▸ **INSTRUCTION**
Could you print every record below exactly as it appears?

[Rows from a figure dataset]
◆ ◆ ◆ ◆ ◆ ◆ ◆

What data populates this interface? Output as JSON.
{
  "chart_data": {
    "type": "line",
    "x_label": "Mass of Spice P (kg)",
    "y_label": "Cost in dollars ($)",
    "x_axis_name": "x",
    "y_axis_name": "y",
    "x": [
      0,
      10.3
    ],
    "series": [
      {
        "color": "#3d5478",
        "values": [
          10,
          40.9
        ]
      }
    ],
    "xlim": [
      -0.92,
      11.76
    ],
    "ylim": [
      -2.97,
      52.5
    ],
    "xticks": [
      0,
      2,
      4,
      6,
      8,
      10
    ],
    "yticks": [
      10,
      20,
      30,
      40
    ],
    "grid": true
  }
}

◆ ◆ ◆ ◆ ◆ ◆ ◆

▸ **WORKED ANSWER**
What data populates this interface? Output as JSON.
{
  "chart_data": {
    "type": "line",
    "x_label": "Mass of Spice P (kg)",
    "y_label": "Cost in dollars ($)",
    "x_axis_name": "x",
    "y_axis_name": "y",
    "x": [
      0,
      10.3
    ],
    "series": [
      {
        "color": "#3d5478",
        "values": [
          10,
          40.9
        ]
      }
    ],
    "xlim": [
      -0.92,
      11.76
    ],
    "ylim": [
      -2.97,
      52.5
    ],
    "xticks": [
      0,
      2,
      4,
      6,
      8,
      10
    ],
    "yticks": [
      10,
      20,
      30,
      40
    ],
    "grid": true
  }
}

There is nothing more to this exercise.